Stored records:
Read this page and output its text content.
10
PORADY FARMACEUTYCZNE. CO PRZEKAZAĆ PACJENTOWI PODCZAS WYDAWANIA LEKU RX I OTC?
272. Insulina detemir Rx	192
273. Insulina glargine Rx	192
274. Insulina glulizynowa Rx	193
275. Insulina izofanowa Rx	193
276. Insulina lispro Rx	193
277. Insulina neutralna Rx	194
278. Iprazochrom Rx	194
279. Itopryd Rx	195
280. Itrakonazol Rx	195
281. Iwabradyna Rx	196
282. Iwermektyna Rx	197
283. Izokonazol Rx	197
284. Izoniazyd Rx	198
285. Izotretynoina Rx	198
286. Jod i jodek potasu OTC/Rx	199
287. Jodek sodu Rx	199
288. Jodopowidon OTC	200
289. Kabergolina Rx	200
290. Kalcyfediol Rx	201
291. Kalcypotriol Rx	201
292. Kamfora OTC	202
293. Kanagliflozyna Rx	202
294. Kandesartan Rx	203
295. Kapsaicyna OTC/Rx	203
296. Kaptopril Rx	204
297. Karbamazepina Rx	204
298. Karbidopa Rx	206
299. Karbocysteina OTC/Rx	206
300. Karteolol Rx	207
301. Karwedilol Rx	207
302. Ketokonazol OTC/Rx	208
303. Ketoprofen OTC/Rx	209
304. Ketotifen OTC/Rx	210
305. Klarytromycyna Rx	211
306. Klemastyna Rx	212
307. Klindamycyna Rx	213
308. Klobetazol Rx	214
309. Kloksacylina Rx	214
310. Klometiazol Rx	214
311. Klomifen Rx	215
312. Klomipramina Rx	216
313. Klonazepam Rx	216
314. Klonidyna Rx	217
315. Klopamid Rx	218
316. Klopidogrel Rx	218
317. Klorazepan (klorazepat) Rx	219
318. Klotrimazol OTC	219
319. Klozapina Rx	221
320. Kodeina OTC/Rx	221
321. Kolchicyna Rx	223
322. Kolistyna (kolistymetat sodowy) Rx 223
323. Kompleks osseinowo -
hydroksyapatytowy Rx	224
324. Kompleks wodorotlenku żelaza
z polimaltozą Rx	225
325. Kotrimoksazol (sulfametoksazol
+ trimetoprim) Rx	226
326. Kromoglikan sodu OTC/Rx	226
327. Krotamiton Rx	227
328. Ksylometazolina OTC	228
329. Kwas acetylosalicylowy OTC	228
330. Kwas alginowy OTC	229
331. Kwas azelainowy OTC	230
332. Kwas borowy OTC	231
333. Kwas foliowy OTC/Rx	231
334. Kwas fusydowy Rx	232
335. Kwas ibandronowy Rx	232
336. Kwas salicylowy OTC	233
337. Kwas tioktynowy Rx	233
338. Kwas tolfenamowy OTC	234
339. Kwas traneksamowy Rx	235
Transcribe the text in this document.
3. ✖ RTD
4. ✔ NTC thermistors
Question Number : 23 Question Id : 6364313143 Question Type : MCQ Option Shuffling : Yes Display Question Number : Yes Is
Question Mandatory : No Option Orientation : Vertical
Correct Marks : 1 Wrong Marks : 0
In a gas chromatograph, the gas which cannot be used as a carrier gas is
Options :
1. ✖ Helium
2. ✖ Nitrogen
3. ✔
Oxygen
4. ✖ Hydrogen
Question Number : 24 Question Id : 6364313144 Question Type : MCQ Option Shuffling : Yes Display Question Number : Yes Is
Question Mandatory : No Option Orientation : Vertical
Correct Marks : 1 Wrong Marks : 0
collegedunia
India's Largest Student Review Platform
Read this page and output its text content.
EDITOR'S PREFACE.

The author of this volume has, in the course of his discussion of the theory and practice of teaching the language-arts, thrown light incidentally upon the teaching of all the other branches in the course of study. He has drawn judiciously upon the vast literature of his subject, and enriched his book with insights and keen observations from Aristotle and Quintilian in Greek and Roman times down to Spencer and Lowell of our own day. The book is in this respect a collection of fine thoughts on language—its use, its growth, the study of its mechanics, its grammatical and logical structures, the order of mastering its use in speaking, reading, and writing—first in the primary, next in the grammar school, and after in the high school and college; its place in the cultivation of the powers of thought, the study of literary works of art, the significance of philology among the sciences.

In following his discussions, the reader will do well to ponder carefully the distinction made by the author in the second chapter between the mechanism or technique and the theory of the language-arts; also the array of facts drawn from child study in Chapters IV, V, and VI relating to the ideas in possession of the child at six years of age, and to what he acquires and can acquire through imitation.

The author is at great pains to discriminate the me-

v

● **REQUIRED TASK**:
Type out the whole listing above again, exactly as it stands.

● **RESPONSE**:
Read this page and output its text content.
10
PORADY FARMACEUTYCZNE. CO PRZEKAZAĆ PACJENTOWI PODCZAS WYDAWANIA LEKU RX I OTC?
272. Insulina detemir Rx	192
273. Insulina glargine Rx	192
274. Insulina glulizynowa Rx	193
275. Insulina izofanowa Rx	193
276. Insulina lispro Rx	193
277. Insulina neutralna Rx	194
278. Iprazochrom Rx	194
279. Itopryd Rx	195
280. Itrakonazol Rx	195
281. Iwabradyna Rx	196
282. Iwermektyna Rx	197
283. Izokonazol Rx	197
284. Izoniazyd Rx	198
285. Izotretynoina Rx	198
286. Jod i jodek potasu OTC/Rx	199
287. Jodek sodu Rx	199
288. Jodopowidon OTC	200
289. Kabergolina Rx	200
290. Kalcyfediol Rx	201
291. Kalcypotriol Rx	201
292. Kamfora OTC	202
293. Kanagliflozyna Rx	202
294. Kandesartan Rx	203
295. Kapsaicyna OTC/Rx	203
296. Kaptopril Rx	204
297. Karbamazepina Rx	204
298. Karbidopa Rx	206
299. Karbocysteina OTC/Rx	206
300. Karteolol Rx	207
301. Karwedilol Rx	207
302. Ketokonazol OTC/Rx	208
303. Ketoprofen OTC/Rx	209
304. Ketotifen OTC/Rx	210
305. Klarytromycyna Rx	211
306. Klemastyna Rx	212
307. Klindamycyna Rx	213
308. Klobetazol Rx	214
309. Kloksacylina Rx	214
310. Klometiazol Rx	214
311. Klomifen Rx	215
312. Klomipramina Rx	216
313. Klonazepam Rx	216
314. Klonidyna Rx	217
315. Klopamid Rx	218
316. Klopidogrel Rx	218
317. Klorazepan (klorazepat) Rx	219
318. Klotrimazol OTC	219
319. Klozapina Rx	221
320. Kodeina OTC/Rx	221
321. Kolchicyna Rx	223
322. Kolistyna (kolistymetat sodowy) Rx 223
323. Kompleks osseinowo -
hydroksyapatytowy Rx	224
324. Kompleks wodorotlenku żelaza
z polimaltozą Rx	225
325. Kotrimoksazol (sulfametoksazol
+ trimetoprim) Rx	226
326. Kromoglikan sodu OTC/Rx	226
327. Krotamiton Rx	227
328. Ksylometazolina OTC	228
329. Kwas acetylosalicylowy OTC	228
330. Kwas alginowy OTC	229
331. Kwas azelainowy OTC	230
332. Kwas borowy OTC	231
333. Kwas foliowy OTC/Rx	231
334. Kwas fusydowy Rx	232
335. Kwas ibandronowy Rx	232
336. Kwas salicylowy OTC	233
337. Kwas tioktynowy Rx	233
338. Kwas tolfenamowy OTC	234
339. Kwas traneksamowy Rx	235
Transcribe the text in this document.
3. ✖ RTD
4. ✔ NTC thermistors
Question Number : 23 Question Id : 6364313143 Question Type : MCQ Option Shuffling : Yes Display Question Number : Yes Is
Question Mandatory : No Option Orientation : Vertical
Correct Marks : 1 Wrong Marks : 0
In a gas chromatograph, the gas which cannot be used as a carrier gas is
Options :
1. ✖ Helium
2. ✖ Nitrogen
3. ✔
Oxygen
4. ✖ Hydrogen
Question Number : 24 Question Id : 6364313144 Question Type : MCQ Option Shuffling : Yes Display Question Number : Yes Is
Question Mandatory : No Option Orientation : Vertical
Correct Marks : 1 Wrong Marks : 0
collegedunia
India's Largest Student Review Platform
Read this page and output its text content.
EDITOR'S PREFACE.

The author of this volume has, in the course of his discussion of the theory and practice of teaching the language-arts, thrown light incidentally upon the teaching of all the other branches in the course of study. He has drawn judiciously upon the vast literature of his subject, and enriched his book with insights and keen observations from Aristotle and Quintilian in Greek and Roman times down to Spencer and Lowell of our own day. The book is in this respect a collection of fine thoughts on language—its use, its growth, the study of its mechanics, its grammatical and logical structures, the order of mastering its use in speaking, reading, and writing—first in the primary, next in the grammar school, and after in the high school and college; its place in the cultivation of the powers of thought, the study of literary works of art, the significance of philology among the sciences.

In following his discussions, the reader will do well to ponder carefully the distinction made by the author in the second chapter between the mechanism or technique and the theory of the language-arts; also the array of facts drawn from child study in Chapters IV, V, and VI relating to the ideas in possession of the child at six years of age, and to what he acquires and can acquire through imitation.

The author is at great pains to discriminate the me-

v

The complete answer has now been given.